Start of Exercise material

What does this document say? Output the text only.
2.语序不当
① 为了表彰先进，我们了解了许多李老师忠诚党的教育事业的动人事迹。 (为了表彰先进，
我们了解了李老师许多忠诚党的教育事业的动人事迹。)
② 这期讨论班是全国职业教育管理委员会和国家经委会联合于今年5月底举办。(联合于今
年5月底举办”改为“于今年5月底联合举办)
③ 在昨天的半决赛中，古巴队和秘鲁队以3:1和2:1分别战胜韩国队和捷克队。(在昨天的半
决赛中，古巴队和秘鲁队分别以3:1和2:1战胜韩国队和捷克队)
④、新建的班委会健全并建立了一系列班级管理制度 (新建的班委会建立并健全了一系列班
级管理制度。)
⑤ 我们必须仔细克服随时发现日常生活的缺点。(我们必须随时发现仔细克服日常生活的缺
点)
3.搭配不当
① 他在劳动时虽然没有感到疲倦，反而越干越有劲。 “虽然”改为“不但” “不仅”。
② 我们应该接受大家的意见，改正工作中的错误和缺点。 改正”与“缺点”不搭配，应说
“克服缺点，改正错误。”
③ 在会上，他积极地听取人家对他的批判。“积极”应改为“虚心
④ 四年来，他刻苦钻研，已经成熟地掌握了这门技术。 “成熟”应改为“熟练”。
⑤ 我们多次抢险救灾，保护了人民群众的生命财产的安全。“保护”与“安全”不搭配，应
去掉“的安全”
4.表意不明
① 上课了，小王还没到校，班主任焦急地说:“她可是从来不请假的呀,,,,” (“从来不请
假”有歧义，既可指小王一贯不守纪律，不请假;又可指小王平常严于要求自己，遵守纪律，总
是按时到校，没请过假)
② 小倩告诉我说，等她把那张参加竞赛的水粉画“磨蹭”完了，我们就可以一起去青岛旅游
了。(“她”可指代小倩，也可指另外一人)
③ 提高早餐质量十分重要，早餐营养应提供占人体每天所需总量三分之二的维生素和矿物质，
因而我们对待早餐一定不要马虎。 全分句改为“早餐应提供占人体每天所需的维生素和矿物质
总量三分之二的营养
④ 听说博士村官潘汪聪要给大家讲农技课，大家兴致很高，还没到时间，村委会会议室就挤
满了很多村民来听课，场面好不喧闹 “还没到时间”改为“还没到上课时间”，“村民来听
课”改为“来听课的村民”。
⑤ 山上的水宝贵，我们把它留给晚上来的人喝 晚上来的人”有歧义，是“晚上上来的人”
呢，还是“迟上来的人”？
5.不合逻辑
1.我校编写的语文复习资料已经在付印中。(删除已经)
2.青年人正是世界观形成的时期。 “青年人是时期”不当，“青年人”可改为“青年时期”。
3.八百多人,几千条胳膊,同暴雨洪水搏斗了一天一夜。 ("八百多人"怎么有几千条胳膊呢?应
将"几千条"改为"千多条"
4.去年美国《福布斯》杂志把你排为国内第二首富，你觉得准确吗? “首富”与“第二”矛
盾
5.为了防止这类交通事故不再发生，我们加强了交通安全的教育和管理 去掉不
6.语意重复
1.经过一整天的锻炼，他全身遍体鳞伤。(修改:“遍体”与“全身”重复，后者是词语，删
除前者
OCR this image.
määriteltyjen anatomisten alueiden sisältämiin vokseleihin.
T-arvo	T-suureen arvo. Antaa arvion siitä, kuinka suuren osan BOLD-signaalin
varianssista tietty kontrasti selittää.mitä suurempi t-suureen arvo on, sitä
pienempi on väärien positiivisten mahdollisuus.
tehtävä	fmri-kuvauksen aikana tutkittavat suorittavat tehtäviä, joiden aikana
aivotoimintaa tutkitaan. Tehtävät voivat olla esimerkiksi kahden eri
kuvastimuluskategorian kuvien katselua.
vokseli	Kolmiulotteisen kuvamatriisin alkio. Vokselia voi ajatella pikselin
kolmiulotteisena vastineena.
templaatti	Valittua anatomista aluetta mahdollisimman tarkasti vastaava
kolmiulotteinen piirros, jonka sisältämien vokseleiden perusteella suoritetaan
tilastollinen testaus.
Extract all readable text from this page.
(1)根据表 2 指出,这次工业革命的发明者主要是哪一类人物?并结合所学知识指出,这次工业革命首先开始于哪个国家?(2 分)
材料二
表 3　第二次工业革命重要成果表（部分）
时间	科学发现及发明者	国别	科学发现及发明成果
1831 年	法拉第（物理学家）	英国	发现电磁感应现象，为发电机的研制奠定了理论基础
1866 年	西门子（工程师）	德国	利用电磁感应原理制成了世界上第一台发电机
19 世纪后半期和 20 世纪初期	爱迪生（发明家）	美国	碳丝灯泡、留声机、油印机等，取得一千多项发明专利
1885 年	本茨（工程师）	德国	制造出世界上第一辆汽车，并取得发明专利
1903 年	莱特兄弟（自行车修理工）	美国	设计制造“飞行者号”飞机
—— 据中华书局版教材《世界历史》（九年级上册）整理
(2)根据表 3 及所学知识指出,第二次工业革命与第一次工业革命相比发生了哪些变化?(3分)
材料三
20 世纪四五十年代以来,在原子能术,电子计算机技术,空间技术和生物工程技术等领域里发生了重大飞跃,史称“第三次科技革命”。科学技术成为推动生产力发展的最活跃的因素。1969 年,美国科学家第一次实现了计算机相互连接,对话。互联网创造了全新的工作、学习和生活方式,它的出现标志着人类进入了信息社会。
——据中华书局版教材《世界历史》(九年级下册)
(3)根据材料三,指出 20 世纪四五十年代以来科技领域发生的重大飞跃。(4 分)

End of Exercise material

> _Instruction_
What is the number of lines in this material that hold the string "据中华书局版教材"? Answer with that number only.

> _Solution to the problem_
2